>> start

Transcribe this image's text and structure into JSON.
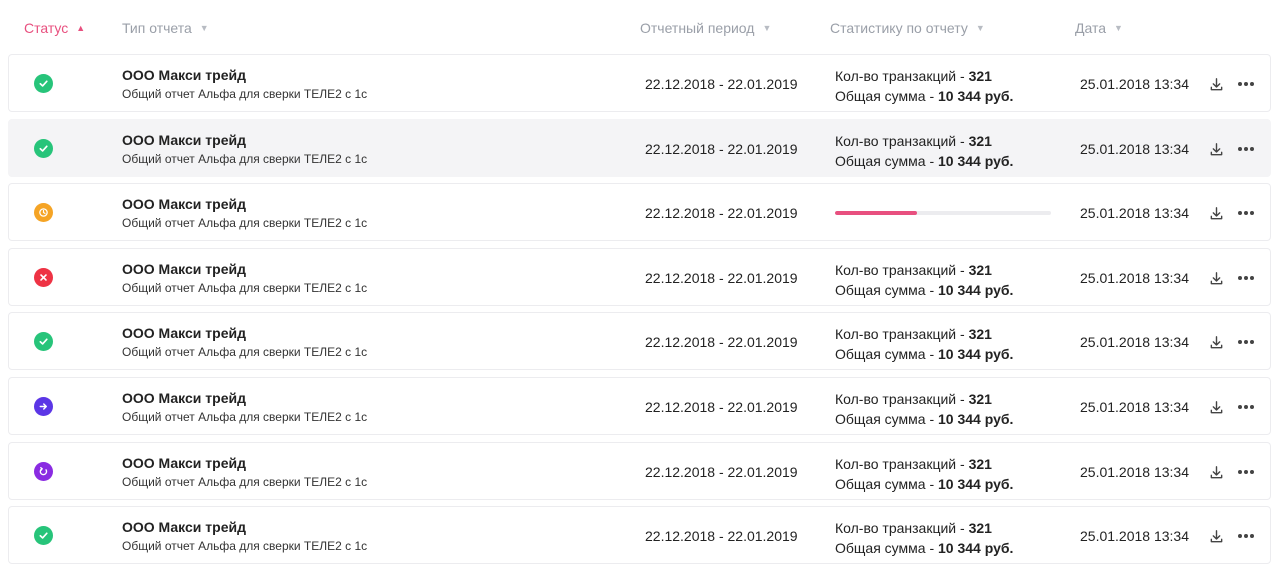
{
  "header": {
    "status": "Статус",
    "report_type": "Тип отчета",
    "period": "Отчетный период",
    "stats": "Статистику по отчету",
    "date": "Дата"
  },
  "colors": {
    "accent": "#e8507f",
    "success": "#27c47a",
    "pending": "#f5a425",
    "error": "#ee3344",
    "forward": "#5b36e6",
    "refresh": "#8a2be2"
  },
  "rows": [
    {
      "status": "success",
      "status_icon": "check-icon",
      "company": "ООО Макси трейд",
      "report_type": "Общий отчет Альфа для сверки ТЕЛЕ2 с 1с",
      "period": "22.12.2018 - 22.01.2019",
      "tx_label": "Кол-во транзакций - ",
      "tx_value": "321",
      "sum_label": "Общая сумма - ",
      "sum_value": "10 344 руб.",
      "date": "25.01.2018 13:34"
    },
    {
      "status": "success",
      "status_icon": "check-icon",
      "company": "ООО Макси трейд",
      "report_type": "Общий отчет Альфа для сверки ТЕЛЕ2 с 1с",
      "period": "22.12.2018 - 22.01.2019",
      "tx_label": "Кол-во транзакций - ",
      "tx_value": "321",
      "sum_label": "Общая сумма - ",
      "sum_value": "10 344 руб.",
      "date": "25.01.2018 13:34"
    },
    {
      "status": "pending",
      "status_icon": "clock-icon",
      "company": "ООО Макси трейд",
      "report_type": "Общий отчет Альфа для сверки ТЕЛЕ2 с 1с",
      "period": "22.12.2018 - 22.01.2019",
      "progress": 0.38,
      "date": "25.01.2018 13:34"
    },
    {
      "status": "error",
      "status_icon": "close-icon",
      "company": "ООО Макси трейд",
      "report_type": "Общий отчет Альфа для сверки ТЕЛЕ2 с 1с",
      "period": "22.12.2018 - 22.01.2019",
      "tx_label": "Кол-во транзакций - ",
      "tx_value": "321",
      "sum_label": "Общая сумма - ",
      "sum_value": "10 344 руб.",
      "date": "25.01.2018 13:34"
    },
    {
      "status": "success",
      "status_icon": "check-icon",
      "company": "ООО Макси трейд",
      "report_type": "Общий отчет Альфа для сверки ТЕЛЕ2 с 1с",
      "period": "22.12.2018 - 22.01.2019",
      "tx_label": "Кол-во транзакций - ",
      "tx_value": "321",
      "sum_label": "Общая сумма - ",
      "sum_value": "10 344 руб.",
      "date": "25.01.2018 13:34"
    },
    {
      "status": "forward",
      "status_icon": "arrow-right-icon",
      "company": "ООО Макси трейд",
      "report_type": "Общий отчет Альфа для сверки ТЕЛЕ2 с 1с",
      "period": "22.12.2018 - 22.01.2019",
      "tx_label": "Кол-во транзакций - ",
      "tx_value": "321",
      "sum_label": "Общая сумма - ",
      "sum_value": "10 344 руб.",
      "date": "25.01.2018 13:34"
    },
    {
      "status": "refresh",
      "status_icon": "refresh-icon",
      "company": "ООО Макси трейд",
      "report_type": "Общий отчет Альфа для сверки ТЕЛЕ2 с 1с",
      "period": "22.12.2018 - 22.01.2019",
      "tx_label": "Кол-во транзакций - ",
      "tx_value": "321",
      "sum_label": "Общая сумма - ",
      "sum_value": "10 344 руб.",
      "date": "25.01.2018 13:34"
    },
    {
      "status": "success",
      "status_icon": "check-icon",
      "company": "ООО Макси трейд",
      "report_type": "Общий отчет Альфа для сверки ТЕЛЕ2 с 1с",
      "period": "22.12.2018 - 22.01.2019",
      "tx_label": "Кол-во транзакций - ",
      "tx_value": "321",
      "sum_label": "Общая сумма - ",
      "sum_value": "10 344 руб.",
      "date": "25.01.2018 13:34"
    }
  ]
}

>> end

* Stated exercise:
Print every entry exactly as written, without the pictures.

* Complete response:
Transcribe this image's text and structure into JSON.
{
  "header": {
    "status": "Статус",
    "report_type": "Тип отчета",
    "period": "Отчетный период",
    "stats": "Статистику по отчету",
    "date": "Дата"
  },
  "colors": {
    "accent": "#e8507f",
    "success": "#27c47a",
    "pending": "#f5a425",
    "error": "#ee3344",
    "forward": "#5b36e6",
    "refresh": "#8a2be2"
  },
  "rows": [
    {
      "status": "success",
      "status_icon": "check-icon",
      "company": "ООО Макси трейд",
      "report_type": "Общий отчет Альфа для сверки ТЕЛЕ2 с 1с",
      "period": "22.12.2018 - 22.01.2019",
      "tx_label": "Кол-во транзакций - ",
      "tx_value": "321",
      "sum_label": "Общая сумма - ",
      "sum_value": "10 344 руб.",
      "date": "25.01.2018 13:34"
    },
    {
      "status": "success",
      "status_icon": "check-icon",
      "company": "ООО Макси трейд",
      "report_type": "Общий отчет Альфа для сверки ТЕЛЕ2 с 1с",
      "period": "22.12.2018 - 22.01.2019",
      "tx_label": "Кол-во транзакций - ",
      "tx_value": "321",
      "sum_label": "Общая сумма - ",
      "sum_value": "10 344 руб.",
      "date": "25.01.2018 13:34"
    },
    {
      "status": "pending",
      "status_icon": "clock-icon",
      "company": "ООО Макси трейд",
      "report_type": "Общий отчет Альфа для сверки ТЕЛЕ2 с 1с",
      "period": "22.12.2018 - 22.01.2019",
      "progress": 0.38,
      "date": "25.01.2018 13:34"
    },
    {
      "status": "error",
      "status_icon": "close-icon",
      "company": "ООО Макси трейд",
      "report_type": "Общий отчет Альфа для сверки ТЕЛЕ2 с 1с",
      "period": "22.12.2018 - 22.01.2019",
      "tx_label": "Кол-во транзакций - ",
      "tx_value": "321",
      "sum_label": "Общая сумма - ",
      "sum_value": "10 344 руб.",
      "date": "25.01.2018 13:34"
    },
    {
      "status": "success",
      "status_icon": "check-icon",
      "company": "ООО Макси трейд",
      "report_type": "Общий отчет Альфа для сверки ТЕЛЕ2 с 1с",
      "period": "22.12.2018 - 22.01.2019",
      "tx_label": "Кол-во транзакций - ",
      "tx_value": "321",
      "sum_label": "Общая сумма - ",
      "sum_value": "10 344 руб.",
      "date": "25.01.2018 13:34"
    },
    {
      "status": "forward",
      "status_icon": "arrow-right-icon",
      "company": "ООО Макси трейд",
      "report_type": "Общий отчет Альфа для сверки ТЕЛЕ2 с 1с",
      "period": "22.12.2018 - 22.01.2019",
      "tx_label": "Кол-во транзакций - ",
      "tx_value": "321",
      "sum_label": "Общая сумма - ",
      "sum_value": "10 344 руб.",
      "date": "25.01.2018 13:34"
    },
    {
      "status": "refresh",
      "status_icon": "refresh-icon",
      "company": "ООО Макси трейд",
      "report_type": "Общий отчет Альфа для сверки ТЕЛЕ2 с 1с",
      "period": "22.12.2018 - 22.01.2019",
      "tx_label": "Кол-во транзакций - ",
      "tx_value": "321",
      "sum_label": "Общая сумма - ",
      "sum_value": "10 344 руб.",
      "date": "25.01.2018 13:34"
    },
    {
      "status": "success",
      "status_icon": "check-icon",
      "company": "ООО Макси трейд",
      "report_type": "Общий отчет Альфа для сверки ТЕЛЕ2 с 1с",
      "period": "22.12.2018 - 22.01.2019",
      "tx_label": "Кол-во транзакций - ",
      "tx_value": "321",
      "sum_label": "Общая сумма - ",
      "sum_value": "10 344 руб.",
      "date": "25.01.2018 13:34"
    }
  ]
}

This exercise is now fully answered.